● **Figure dataset records**:
_ _ _ _ _

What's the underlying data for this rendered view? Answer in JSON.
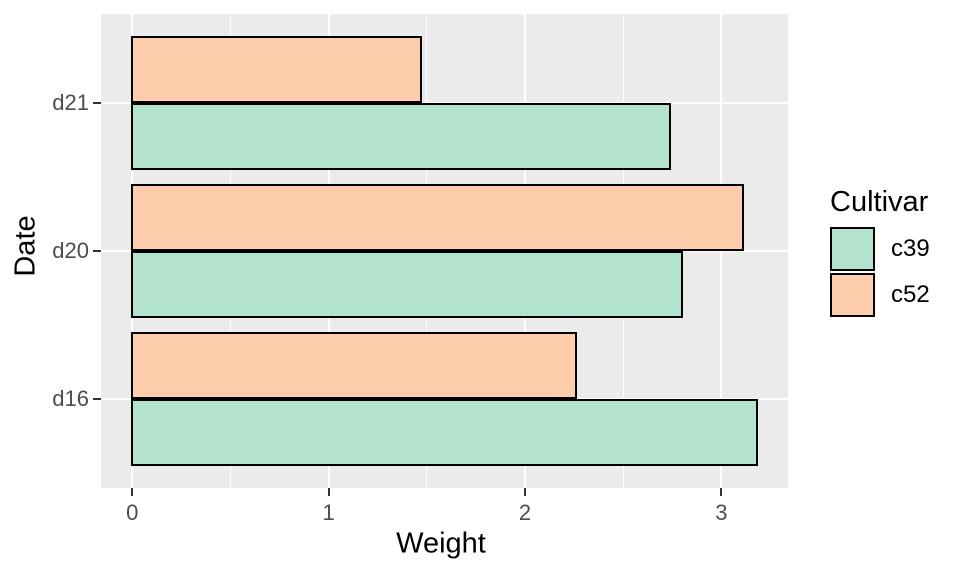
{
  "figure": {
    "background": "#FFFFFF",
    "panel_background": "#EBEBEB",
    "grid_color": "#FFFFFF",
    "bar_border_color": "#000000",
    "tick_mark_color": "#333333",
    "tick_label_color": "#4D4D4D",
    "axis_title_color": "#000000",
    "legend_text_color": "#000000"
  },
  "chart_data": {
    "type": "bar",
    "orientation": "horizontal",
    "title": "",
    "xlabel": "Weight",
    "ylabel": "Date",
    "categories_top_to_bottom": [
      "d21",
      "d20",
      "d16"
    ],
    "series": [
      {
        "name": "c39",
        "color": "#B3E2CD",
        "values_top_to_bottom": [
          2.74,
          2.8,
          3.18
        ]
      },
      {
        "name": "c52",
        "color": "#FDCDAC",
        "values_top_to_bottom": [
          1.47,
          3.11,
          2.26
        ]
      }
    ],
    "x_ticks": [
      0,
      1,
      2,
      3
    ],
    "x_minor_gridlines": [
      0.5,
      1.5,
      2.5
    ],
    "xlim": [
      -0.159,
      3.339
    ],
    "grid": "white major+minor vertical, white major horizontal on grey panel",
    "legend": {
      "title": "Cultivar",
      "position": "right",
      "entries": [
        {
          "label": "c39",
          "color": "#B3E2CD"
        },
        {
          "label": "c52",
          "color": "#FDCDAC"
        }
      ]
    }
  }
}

_ _ _ _ _

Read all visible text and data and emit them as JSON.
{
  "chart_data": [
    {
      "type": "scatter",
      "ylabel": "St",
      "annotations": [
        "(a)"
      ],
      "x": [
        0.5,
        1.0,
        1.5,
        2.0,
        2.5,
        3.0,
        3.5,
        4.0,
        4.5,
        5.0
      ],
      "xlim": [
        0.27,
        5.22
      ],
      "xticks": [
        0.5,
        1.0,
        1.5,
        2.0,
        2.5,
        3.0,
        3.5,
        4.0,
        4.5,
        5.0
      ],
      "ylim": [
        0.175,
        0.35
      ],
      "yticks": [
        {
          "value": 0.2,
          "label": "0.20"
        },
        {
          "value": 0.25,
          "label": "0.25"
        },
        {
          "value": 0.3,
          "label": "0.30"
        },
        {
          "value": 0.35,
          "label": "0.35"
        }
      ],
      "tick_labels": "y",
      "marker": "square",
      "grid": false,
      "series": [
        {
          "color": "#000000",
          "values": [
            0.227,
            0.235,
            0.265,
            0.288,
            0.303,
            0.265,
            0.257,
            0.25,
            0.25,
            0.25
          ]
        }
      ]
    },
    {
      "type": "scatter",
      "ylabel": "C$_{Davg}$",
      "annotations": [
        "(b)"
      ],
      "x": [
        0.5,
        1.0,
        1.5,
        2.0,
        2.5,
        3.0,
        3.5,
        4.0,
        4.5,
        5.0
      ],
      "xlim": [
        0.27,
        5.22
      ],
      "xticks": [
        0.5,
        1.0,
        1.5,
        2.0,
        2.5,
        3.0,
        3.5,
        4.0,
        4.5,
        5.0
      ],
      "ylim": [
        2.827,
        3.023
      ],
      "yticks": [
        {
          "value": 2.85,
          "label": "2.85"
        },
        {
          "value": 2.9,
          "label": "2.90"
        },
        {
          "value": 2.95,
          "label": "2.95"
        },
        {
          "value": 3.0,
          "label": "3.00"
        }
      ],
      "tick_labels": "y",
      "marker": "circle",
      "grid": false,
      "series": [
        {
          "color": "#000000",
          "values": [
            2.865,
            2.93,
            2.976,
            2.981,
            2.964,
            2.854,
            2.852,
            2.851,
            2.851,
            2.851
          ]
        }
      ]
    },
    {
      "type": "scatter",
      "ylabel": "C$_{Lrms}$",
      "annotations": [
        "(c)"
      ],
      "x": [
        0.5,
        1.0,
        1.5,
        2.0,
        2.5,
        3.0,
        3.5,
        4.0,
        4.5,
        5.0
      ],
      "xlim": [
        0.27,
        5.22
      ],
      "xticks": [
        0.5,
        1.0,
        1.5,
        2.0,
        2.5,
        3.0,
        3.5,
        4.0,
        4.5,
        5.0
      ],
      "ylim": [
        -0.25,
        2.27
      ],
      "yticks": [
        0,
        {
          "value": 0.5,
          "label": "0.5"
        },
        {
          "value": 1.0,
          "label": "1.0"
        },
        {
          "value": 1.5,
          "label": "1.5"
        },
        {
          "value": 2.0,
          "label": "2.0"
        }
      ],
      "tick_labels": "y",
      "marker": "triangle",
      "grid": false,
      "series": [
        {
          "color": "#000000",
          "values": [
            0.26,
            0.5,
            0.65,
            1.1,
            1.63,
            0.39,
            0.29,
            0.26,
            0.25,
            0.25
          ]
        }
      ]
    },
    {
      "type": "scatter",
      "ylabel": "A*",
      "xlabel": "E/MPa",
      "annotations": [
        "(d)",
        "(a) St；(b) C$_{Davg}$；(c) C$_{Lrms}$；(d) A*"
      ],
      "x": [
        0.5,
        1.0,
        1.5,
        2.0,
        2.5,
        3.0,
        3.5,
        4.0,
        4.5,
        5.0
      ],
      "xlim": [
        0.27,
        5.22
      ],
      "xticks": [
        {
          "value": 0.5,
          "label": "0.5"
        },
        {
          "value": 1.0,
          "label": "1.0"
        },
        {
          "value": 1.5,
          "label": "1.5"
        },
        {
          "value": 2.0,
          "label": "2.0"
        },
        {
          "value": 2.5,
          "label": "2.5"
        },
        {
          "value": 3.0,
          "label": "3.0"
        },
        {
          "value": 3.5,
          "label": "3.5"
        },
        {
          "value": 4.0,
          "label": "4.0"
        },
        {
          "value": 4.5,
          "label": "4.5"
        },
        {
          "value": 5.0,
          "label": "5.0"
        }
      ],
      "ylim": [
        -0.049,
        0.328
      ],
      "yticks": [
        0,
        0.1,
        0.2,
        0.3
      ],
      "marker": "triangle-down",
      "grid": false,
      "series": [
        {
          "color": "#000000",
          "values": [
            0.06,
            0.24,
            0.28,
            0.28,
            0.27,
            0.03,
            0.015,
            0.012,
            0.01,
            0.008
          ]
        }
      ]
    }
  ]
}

_ _ _ _ _

● **Directive**: Copy all lines from the material that include "FFFFFF".

● **Response**:
    "background": "#FFFFFF",
    "grid_color": "#FFFFFF",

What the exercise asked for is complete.